Extracted records:
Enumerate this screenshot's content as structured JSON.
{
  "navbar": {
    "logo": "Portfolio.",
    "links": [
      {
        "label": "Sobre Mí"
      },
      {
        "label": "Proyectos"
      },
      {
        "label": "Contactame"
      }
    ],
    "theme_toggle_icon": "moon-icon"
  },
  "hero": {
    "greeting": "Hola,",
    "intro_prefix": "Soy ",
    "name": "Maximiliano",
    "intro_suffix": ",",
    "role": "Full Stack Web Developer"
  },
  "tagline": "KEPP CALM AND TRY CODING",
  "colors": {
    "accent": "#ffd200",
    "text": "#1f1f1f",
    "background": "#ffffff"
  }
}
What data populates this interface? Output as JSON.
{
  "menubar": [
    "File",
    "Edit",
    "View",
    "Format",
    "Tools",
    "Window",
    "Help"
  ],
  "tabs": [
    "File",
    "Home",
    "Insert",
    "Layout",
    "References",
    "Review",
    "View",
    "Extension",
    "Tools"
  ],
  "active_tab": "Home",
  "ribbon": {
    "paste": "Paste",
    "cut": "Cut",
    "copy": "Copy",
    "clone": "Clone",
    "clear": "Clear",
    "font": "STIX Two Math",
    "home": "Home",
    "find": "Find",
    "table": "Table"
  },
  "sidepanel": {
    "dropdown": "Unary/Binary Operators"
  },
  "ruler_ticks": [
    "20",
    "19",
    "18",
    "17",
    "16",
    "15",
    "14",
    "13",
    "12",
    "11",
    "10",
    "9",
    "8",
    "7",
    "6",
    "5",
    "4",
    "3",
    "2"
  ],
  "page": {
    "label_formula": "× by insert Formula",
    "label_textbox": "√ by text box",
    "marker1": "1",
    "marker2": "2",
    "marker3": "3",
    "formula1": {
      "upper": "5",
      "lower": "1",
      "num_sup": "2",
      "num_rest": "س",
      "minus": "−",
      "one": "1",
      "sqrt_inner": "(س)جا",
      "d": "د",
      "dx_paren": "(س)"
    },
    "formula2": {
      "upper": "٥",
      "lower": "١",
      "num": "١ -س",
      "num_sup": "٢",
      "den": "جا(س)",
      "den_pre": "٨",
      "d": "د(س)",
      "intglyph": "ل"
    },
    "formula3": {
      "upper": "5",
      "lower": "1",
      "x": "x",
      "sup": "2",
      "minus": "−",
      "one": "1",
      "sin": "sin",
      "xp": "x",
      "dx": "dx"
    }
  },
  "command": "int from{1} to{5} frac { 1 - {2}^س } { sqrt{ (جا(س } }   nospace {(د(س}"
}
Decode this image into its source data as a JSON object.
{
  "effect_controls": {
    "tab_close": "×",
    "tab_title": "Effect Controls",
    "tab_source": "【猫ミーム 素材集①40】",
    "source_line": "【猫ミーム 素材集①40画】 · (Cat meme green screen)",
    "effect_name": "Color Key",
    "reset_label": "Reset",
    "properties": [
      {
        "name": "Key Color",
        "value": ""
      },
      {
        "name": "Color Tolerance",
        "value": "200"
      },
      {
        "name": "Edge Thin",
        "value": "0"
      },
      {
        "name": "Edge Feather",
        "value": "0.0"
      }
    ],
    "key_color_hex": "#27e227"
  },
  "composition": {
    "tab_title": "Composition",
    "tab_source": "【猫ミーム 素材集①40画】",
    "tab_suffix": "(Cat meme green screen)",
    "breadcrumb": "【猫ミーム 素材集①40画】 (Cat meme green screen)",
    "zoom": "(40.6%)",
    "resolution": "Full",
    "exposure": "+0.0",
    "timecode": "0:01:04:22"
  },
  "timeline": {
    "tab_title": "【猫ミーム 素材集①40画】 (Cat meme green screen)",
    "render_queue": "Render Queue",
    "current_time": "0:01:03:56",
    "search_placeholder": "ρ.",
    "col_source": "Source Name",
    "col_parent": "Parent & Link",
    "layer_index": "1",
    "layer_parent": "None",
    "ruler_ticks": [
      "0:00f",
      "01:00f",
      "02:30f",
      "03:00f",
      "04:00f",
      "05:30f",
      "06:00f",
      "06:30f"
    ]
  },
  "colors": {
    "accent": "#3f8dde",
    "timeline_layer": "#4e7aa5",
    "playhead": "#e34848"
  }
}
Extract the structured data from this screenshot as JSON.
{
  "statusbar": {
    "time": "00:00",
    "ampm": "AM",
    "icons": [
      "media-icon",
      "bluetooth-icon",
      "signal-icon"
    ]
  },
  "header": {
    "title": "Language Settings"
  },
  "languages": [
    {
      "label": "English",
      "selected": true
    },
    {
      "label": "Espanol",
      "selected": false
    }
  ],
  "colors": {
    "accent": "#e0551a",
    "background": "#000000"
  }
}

Set problem: For the listing above, identify each line bearing "Full".

Answer to this task:
    "role": "Full Stack Web Developer"
    "resolution": "Full",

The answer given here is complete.